- Your tasks -
(a) Answer these questions from the childhood account, one per line:
(i) How old was the writer at the June 1986 ENT examination?
(ii) How long did the writer attend the nursery school before being removed?
(iii) About how many words were in the writer's vocabulary by March 1987?
(b) From the childhood account, extract word for word the passage between "In June 1986, when" and "my communication skills.", inclusive.

*** Text Section Begins ***

Early on, it was clear that there is something different about me. My language development was delayed; by my first birthday, I still was not speaking, instead relying on gestures and vocalizations to communicate. However, I was alert and seemed able to understand much of what was said to me, so the delay did not seem to be cognitive in origin. There was some delay in early motor development as well, but not to an abnormal extent.


In June 1986, when I was 20 months old, an examination by an ENT specialist revealed fluid buildup in my middle ears which was affecting my hearing, and tubes were inserted to drain the fluid. At that time, I had a vocabulary of about five words. Later that year, my parents enrolled me in a nursery school, hoping that being in an environment with many other people would help me improve my verbal communication skills, but it did not work out as they had hoped. I showed extreme separation anxiety; every day that I went, I cried for about 20 minutes after my parents had left. Also significant was the fact that I kept to myself, not playing with any of the other children. After about three and a half months, I was removed from the school; it was far too stressful for me, and I had shown no significant improvement in my communication skills.


By March 1987, when I was 2 years 5 months old, my vocabulary had grown to about 30 words, but I was not using them in a meaningful fashion, and I rarely used word combinations. It was at this time that, at my parents’ request, my pediatrician referred me to a speech/language pathologist. On the Bayley Scales of Infant Development-Mental Scale, I scored low on language items, but my scores on nonverbal items were more age-appropriate.

*** Text Section Ends ***
*** Data section Section Begins ***

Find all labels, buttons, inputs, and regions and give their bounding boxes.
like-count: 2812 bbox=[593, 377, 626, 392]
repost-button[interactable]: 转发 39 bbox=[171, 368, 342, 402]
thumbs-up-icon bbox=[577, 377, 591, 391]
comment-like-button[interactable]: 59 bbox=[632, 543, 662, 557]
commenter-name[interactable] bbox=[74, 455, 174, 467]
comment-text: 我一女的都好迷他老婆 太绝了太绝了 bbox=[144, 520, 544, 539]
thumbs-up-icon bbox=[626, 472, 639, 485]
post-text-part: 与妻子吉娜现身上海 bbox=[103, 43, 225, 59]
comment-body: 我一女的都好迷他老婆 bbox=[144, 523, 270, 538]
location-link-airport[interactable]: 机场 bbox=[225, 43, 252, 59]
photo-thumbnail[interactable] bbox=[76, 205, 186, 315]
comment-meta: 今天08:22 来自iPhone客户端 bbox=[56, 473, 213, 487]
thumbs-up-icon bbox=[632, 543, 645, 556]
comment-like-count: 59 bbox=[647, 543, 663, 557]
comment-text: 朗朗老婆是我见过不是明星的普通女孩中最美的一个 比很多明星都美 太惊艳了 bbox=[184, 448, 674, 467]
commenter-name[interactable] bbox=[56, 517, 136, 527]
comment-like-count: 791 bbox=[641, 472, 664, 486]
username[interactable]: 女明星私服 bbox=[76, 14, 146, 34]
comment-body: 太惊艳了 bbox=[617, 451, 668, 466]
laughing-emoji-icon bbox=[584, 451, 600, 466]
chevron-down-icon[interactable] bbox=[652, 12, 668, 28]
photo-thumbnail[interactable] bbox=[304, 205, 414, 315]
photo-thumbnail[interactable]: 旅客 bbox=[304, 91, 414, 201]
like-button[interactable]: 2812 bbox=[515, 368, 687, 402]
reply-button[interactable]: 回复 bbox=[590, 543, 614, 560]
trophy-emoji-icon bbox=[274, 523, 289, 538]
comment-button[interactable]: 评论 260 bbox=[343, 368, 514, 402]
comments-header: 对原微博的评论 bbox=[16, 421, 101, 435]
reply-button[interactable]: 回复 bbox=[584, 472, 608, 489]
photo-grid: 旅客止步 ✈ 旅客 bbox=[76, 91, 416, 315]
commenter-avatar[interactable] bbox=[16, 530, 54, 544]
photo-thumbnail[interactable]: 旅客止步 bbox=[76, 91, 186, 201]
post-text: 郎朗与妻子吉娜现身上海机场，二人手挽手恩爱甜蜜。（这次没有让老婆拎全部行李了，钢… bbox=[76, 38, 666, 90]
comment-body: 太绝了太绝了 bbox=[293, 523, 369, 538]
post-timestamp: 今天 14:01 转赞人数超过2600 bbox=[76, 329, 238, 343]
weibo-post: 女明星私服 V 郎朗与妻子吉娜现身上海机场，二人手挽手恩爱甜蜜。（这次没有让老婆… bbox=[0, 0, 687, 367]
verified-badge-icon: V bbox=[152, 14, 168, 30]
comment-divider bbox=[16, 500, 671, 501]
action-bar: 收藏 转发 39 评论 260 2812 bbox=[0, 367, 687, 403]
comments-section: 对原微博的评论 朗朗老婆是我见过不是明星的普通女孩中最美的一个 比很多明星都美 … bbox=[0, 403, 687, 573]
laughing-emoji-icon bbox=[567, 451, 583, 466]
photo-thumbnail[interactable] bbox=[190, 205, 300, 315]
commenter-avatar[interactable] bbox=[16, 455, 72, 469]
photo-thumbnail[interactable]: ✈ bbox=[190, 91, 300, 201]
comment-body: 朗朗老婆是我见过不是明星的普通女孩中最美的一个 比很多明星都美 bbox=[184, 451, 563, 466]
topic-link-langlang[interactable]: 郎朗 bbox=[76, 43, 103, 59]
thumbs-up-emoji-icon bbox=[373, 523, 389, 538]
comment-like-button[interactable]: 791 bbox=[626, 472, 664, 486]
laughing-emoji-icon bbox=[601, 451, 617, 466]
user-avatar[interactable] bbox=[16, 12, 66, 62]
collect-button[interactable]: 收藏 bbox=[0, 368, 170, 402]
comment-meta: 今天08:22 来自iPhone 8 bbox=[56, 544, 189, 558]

*** Data section Section Ends ***

- Activity answers -
(a)
(i) 20 months old
(ii) About three and a half months
(iii) About 30 words

(b)
In June 1986, when I was 20 months old, an examination by an ENT specialist revealed fluid buildup in my middle ears which was affecting my hearing, and tubes were inserted to drain the fluid. At that time, I had a vocabulary of about five words. Later that year, my parents enrolled me in a nursery school, hoping that being in an environment with many other people would help me improve my verbal communication skills, but it did not work out as they had hoped. I showed extreme separation anxiety; every day that I went, I cried for about 20 minutes after my parents had left. Also significant was the fact that I kept to myself, not playing with any of the other children. After about three and a half months, I was removed from the school; it was far too stressful for me, and I had shown no significant improvement in my communication skills.